Aim: Reproduce the full listing below unchanged, apart from the pictures.
-- start of Records --
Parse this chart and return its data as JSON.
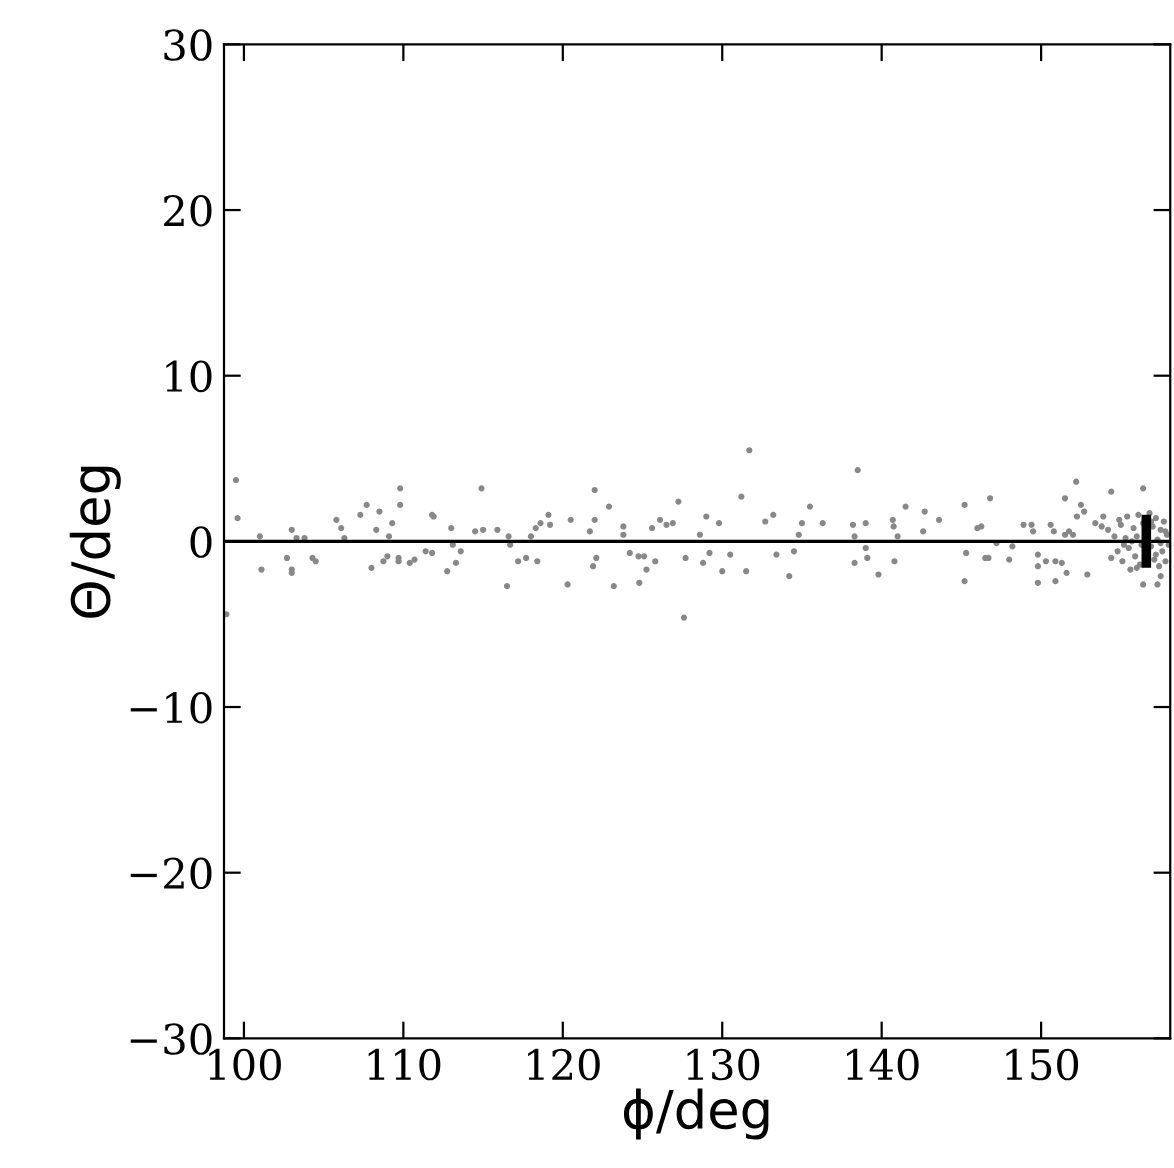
{
  "chart_data": {
    "type": "scatter",
    "xlabel": "ϕ/deg",
    "ylabel": "Θ/deg",
    "xlim": [
      98.75,
      158.1
    ],
    "ylim": [
      -30,
      30
    ],
    "xticks": [
      100,
      110,
      120,
      130,
      140,
      150
    ],
    "yticks": [
      {
        "value": -30,
        "label": "−30"
      },
      {
        "value": -20,
        "label": "−20"
      },
      {
        "value": -10,
        "label": "−10"
      },
      0,
      10,
      20,
      30
    ],
    "grid": false,
    "legend": false,
    "series": [
      {
        "color": "#888888",
        "marker": "circle",
        "x": [
          99.5,
          99.6,
          98.9,
          101.0,
          101.1,
          102.7,
          103.0,
          103.0,
          103.0,
          103.3,
          103.8,
          104.3,
          104.5,
          105.8,
          106.1,
          106.3,
          107.3,
          107.7,
          108.0,
          108.3,
          108.5,
          108.75,
          109.0,
          109.1,
          109.3,
          109.8,
          109.8,
          109.7,
          109.7,
          110.4,
          110.7,
          111.4,
          111.8,
          111.8,
          111.9,
          112.75,
          113.0,
          113.1,
          113.3,
          113.6,
          114.5,
          114.9,
          115.0,
          115.9,
          116.5,
          116.6,
          116.7,
          117.2,
          117.7,
          118.0,
          118.3,
          118.6,
          118.4,
          119.1,
          119.2,
          120.3,
          120.5,
          121.7,
          122.0,
          122.0,
          121.9,
          122.1,
          122.9,
          123.2,
          123.8,
          123.8,
          124.2,
          124.75,
          124.8,
          125.1,
          125.25,
          125.6,
          125.8,
          126.1,
          126.5,
          126.9,
          127.25,
          127.6,
          127.7,
          128.6,
          128.8,
          129.0,
          129.2,
          129.8,
          130.0,
          130.5,
          131.2,
          131.5,
          131.7,
          132.7,
          133.2,
          133.4,
          134.2,
          134.5,
          134.8,
          135.0,
          135.5,
          136.3,
          138.2,
          138.3,
          138.3,
          138.5,
          139.0,
          139.0,
          139.1,
          139.8,
          140.7,
          140.75,
          140.8,
          141.0,
          141.5,
          142.7,
          142.6,
          143.6,
          145.2,
          145.2,
          145.3,
          146.0,
          146.25,
          146.5,
          146.7,
          146.8,
          147.2,
          148.0,
          148.2,
          148.9,
          149.4,
          149.5,
          149.8,
          149.8,
          149.8,
          150.3,
          150.9,
          150.9,
          151.3,
          150.6,
          150.8,
          151.5,
          151.75,
          152.0,
          151.5,
          152.2,
          152.25,
          152.5,
          152.7,
          152.9,
          151.6,
          154.4,
          156.4,
          153.4,
          153.8,
          153.9,
          157.3,
          156.4,
          157.5,
          154.6,
          154.8,
          155.0,
          155.1,
          155.3,
          155.4,
          155.5,
          155.6,
          155.8,
          155.9,
          156.0,
          156.1,
          156.2,
          156.3,
          156.4,
          156.8,
          156.9,
          157.0,
          157.1,
          157.2,
          157.3,
          157.4,
          157.5,
          157.6,
          157.7,
          157.8,
          157.9,
          158.0,
          154.9,
          155.2,
          155.7,
          156.0,
          156.9,
          157.2,
          157.5,
          157.8,
          154.4,
          154.2
        ],
        "values": [
          3.7,
          1.4,
          -4.4,
          0.3,
          -1.7,
          -1.0,
          -1.7,
          -1.9,
          0.7,
          0.2,
          0.2,
          -1.0,
          -1.2,
          1.3,
          0.8,
          0.2,
          1.6,
          2.2,
          -1.6,
          0.7,
          1.8,
          -1.2,
          -0.9,
          0.3,
          1.1,
          3.2,
          2.2,
          -1.0,
          -1.2,
          -1.3,
          -1.1,
          -0.6,
          -0.7,
          1.6,
          1.5,
          -1.8,
          0.8,
          -0.2,
          -1.3,
          -0.6,
          0.6,
          3.2,
          0.7,
          0.7,
          -2.7,
          0.3,
          -0.2,
          -1.2,
          -1.0,
          0.3,
          0.8,
          1.1,
          -1.2,
          1.6,
          1.0,
          -2.6,
          1.3,
          0.6,
          3.1,
          1.3,
          -1.5,
          -1.0,
          2.1,
          -2.7,
          0.9,
          0.4,
          -0.7,
          -0.9,
          -2.5,
          -0.9,
          -1.7,
          0.8,
          -1.2,
          1.3,
          1.0,
          1.1,
          2.4,
          -4.6,
          -1.0,
          0.4,
          -1.3,
          1.5,
          -0.7,
          1.1,
          -1.8,
          -0.8,
          2.7,
          -1.8,
          5.5,
          1.2,
          1.6,
          -0.8,
          -2.1,
          -0.6,
          0.4,
          1.1,
          2.1,
          1.1,
          1.0,
          0.3,
          -1.3,
          4.3,
          1.1,
          -0.4,
          -1.0,
          -2.0,
          1.3,
          0.9,
          -1.2,
          0.3,
          2.1,
          1.8,
          0.6,
          1.3,
          2.2,
          -2.4,
          -0.7,
          0.8,
          0.9,
          -1.0,
          -1.0,
          2.6,
          -0.1,
          -1.1,
          -0.3,
          1.0,
          1.0,
          0.6,
          -0.8,
          -1.5,
          -2.5,
          -1.2,
          -1.2,
          -2.4,
          -1.3,
          1.0,
          0.6,
          0.4,
          0.6,
          0.4,
          2.6,
          3.6,
          1.5,
          2.2,
          1.8,
          -2.0,
          -1.9,
          3.0,
          3.2,
          1.1,
          0.9,
          1.5,
          -2.6,
          -2.6,
          -2.1,
          0.3,
          -0.6,
          1.0,
          -1.2,
          0.2,
          1.5,
          -0.4,
          -1.7,
          0.8,
          -0.9,
          0.3,
          1.6,
          -1.4,
          -0.2,
          1.1,
          1.7,
          -0.3,
          0.9,
          -1.1,
          1.4,
          0.1,
          -1.5,
          0.7,
          -0.6,
          1.2,
          -1.2,
          0.4,
          -0.2,
          1.3,
          -0.2,
          0.0,
          -1.6,
          1.2,
          -0.8,
          -0.1,
          0.6,
          -1.0,
          0.7
        ]
      },
      {
        "type": "line",
        "color": "#000000",
        "marker": "none",
        "line_style": "solid",
        "x": [
          98.75,
          158.1
        ],
        "values": [
          0,
          0
        ]
      },
      {
        "type": "bar",
        "color": "#000000",
        "x": [
          156.6
        ],
        "base": [
          -1.6
        ],
        "values": [
          3.2
        ]
      }
    ]
  }
}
-- end of Records --
Solution:
Parse this chart and return its data as JSON.
{
  "chart_data": {
    "type": "scatter",
    "xlabel": "ϕ/deg",
    "ylabel": "Θ/deg",
    "xlim": [
      98.75,
      158.1
    ],
    "ylim": [
      -30,
      30
    ],
    "xticks": [
      100,
      110,
      120,
      130,
      140,
      150
    ],
    "yticks": [
      {
        "value": -30,
        "label": "−30"
      },
      {
        "value": -20,
        "label": "−20"
      },
      {
        "value": -10,
        "label": "−10"
      },
      0,
      10,
      20,
      30
    ],
    "grid": false,
    "legend": false,
    "series": [
      {
        "color": "#888888",
        "marker": "circle",
        "x": [
          99.5,
          99.6,
          98.9,
          101.0,
          101.1,
          102.7,
          103.0,
          103.0,
          103.0,
          103.3,
          103.8,
          104.3,
          104.5,
          105.8,
          106.1,
          106.3,
          107.3,
          107.7,
          108.0,
          108.3,
          108.5,
          108.75,
          109.0,
          109.1,
          109.3,
          109.8,
          109.8,
          109.7,
          109.7,
          110.4,
          110.7,
          111.4,
          111.8,
          111.8,
          111.9,
          112.75,
          113.0,
          113.1,
          113.3,
          113.6,
          114.5,
          114.9,
          115.0,
          115.9,
          116.5,
          116.6,
          116.7,
          117.2,
          117.7,
          118.0,
          118.3,
          118.6,
          118.4,
          119.1,
          119.2,
          120.3,
          120.5,
          121.7,
          122.0,
          122.0,
          121.9,
          122.1,
          122.9,
          123.2,
          123.8,
          123.8,
          124.2,
          124.75,
          124.8,
          125.1,
          125.25,
          125.6,
          125.8,
          126.1,
          126.5,
          126.9,
          127.25,
          127.6,
          127.7,
          128.6,
          128.8,
          129.0,
          129.2,
          129.8,
          130.0,
          130.5,
          131.2,
          131.5,
          131.7,
          132.7,
          133.2,
          133.4,
          134.2,
          134.5,
          134.8,
          135.0,
          135.5,
          136.3,
          138.2,
          138.3,
          138.3,
          138.5,
          139.0,
          139.0,
          139.1,
          139.8,
          140.7,
          140.75,
          140.8,
          141.0,
          141.5,
          142.7,
          142.6,
          143.6,
          145.2,
          145.2,
          145.3,
          146.0,
          146.25,
          146.5,
          146.7,
          146.8,
          147.2,
          148.0,
          148.2,
          148.9,
          149.4,
          149.5,
          149.8,
          149.8,
          149.8,
          150.3,
          150.9,
          150.9,
          151.3,
          150.6,
          150.8,
          151.5,
          151.75,
          152.0,
          151.5,
          152.2,
          152.25,
          152.5,
          152.7,
          152.9,
          151.6,
          154.4,
          156.4,
          153.4,
          153.8,
          153.9,
          157.3,
          156.4,
          157.5,
          154.6,
          154.8,
          155.0,
          155.1,
          155.3,
          155.4,
          155.5,
          155.6,
          155.8,
          155.9,
          156.0,
          156.1,
          156.2,
          156.3,
          156.4,
          156.8,
          156.9,
          157.0,
          157.1,
          157.2,
          157.3,
          157.4,
          157.5,
          157.6,
          157.7,
          157.8,
          157.9,
          158.0,
          154.9,
          155.2,
          155.7,
          156.0,
          156.9,
          157.2,
          157.5,
          157.8,
          154.4,
          154.2
        ],
        "values": [
          3.7,
          1.4,
          -4.4,
          0.3,
          -1.7,
          -1.0,
          -1.7,
          -1.9,
          0.7,
          0.2,
          0.2,
          -1.0,
          -1.2,
          1.3,
          0.8,
          0.2,
          1.6,
          2.2,
          -1.6,
          0.7,
          1.8,
          -1.2,
          -0.9,
          0.3,
          1.1,
          3.2,
          2.2,
          -1.0,
          -1.2,
          -1.3,
          -1.1,
          -0.6,
          -0.7,
          1.6,
          1.5,
          -1.8,
          0.8,
          -0.2,
          -1.3,
          -0.6,
          0.6,
          3.2,
          0.7,
          0.7,
          -2.7,
          0.3,
          -0.2,
          -1.2,
          -1.0,
          0.3,
          0.8,
          1.1,
          -1.2,
          1.6,
          1.0,
          -2.6,
          1.3,
          0.6,
          3.1,
          1.3,
          -1.5,
          -1.0,
          2.1,
          -2.7,
          0.9,
          0.4,
          -0.7,
          -0.9,
          -2.5,
          -0.9,
          -1.7,
          0.8,
          -1.2,
          1.3,
          1.0,
          1.1,
          2.4,
          -4.6,
          -1.0,
          0.4,
          -1.3,
          1.5,
          -0.7,
          1.1,
          -1.8,
          -0.8,
          2.7,
          -1.8,
          5.5,
          1.2,
          1.6,
          -0.8,
          -2.1,
          -0.6,
          0.4,
          1.1,
          2.1,
          1.1,
          1.0,
          0.3,
          -1.3,
          4.3,
          1.1,
          -0.4,
          -1.0,
          -2.0,
          1.3,
          0.9,
          -1.2,
          0.3,
          2.1,
          1.8,
          0.6,
          1.3,
          2.2,
          -2.4,
          -0.7,
          0.8,
          0.9,
          -1.0,
          -1.0,
          2.6,
          -0.1,
          -1.1,
          -0.3,
          1.0,
          1.0,
          0.6,
          -0.8,
          -1.5,
          -2.5,
          -1.2,
          -1.2,
          -2.4,
          -1.3,
          1.0,
          0.6,
          0.4,
          0.6,
          0.4,
          2.6,
          3.6,
          1.5,
          2.2,
          1.8,
          -2.0,
          -1.9,
          3.0,
          3.2,
          1.1,
          0.9,
          1.5,
          -2.6,
          -2.6,
          -2.1,
          0.3,
          -0.6,
          1.0,
          -1.2,
          0.2,
          1.5,
          -0.4,
          -1.7,
          0.8,
          -0.9,
          0.3,
          1.6,
          -1.4,
          -0.2,
          1.1,
          1.7,
          -0.3,
          0.9,
          -1.1,
          1.4,
          0.1,
          -1.5,
          0.7,
          -0.6,
          1.2,
          -1.2,
          0.4,
          -0.2,
          1.3,
          -0.2,
          0.0,
          -1.6,
          1.2,
          -0.8,
          -0.1,
          0.6,
          -1.0,
          0.7
        ]
      },
      {
        "type": "line",
        "color": "#000000",
        "marker": "none",
        "line_style": "solid",
        "x": [
          98.75,
          158.1
        ],
        "values": [
          0,
          0
        ]
      },
      {
        "type": "bar",
        "color": "#000000",
        "x": [
          156.6
        ],
        "base": [
          -1.6
        ],
        "values": [
          3.2
        ]
      }
    ]
  }
}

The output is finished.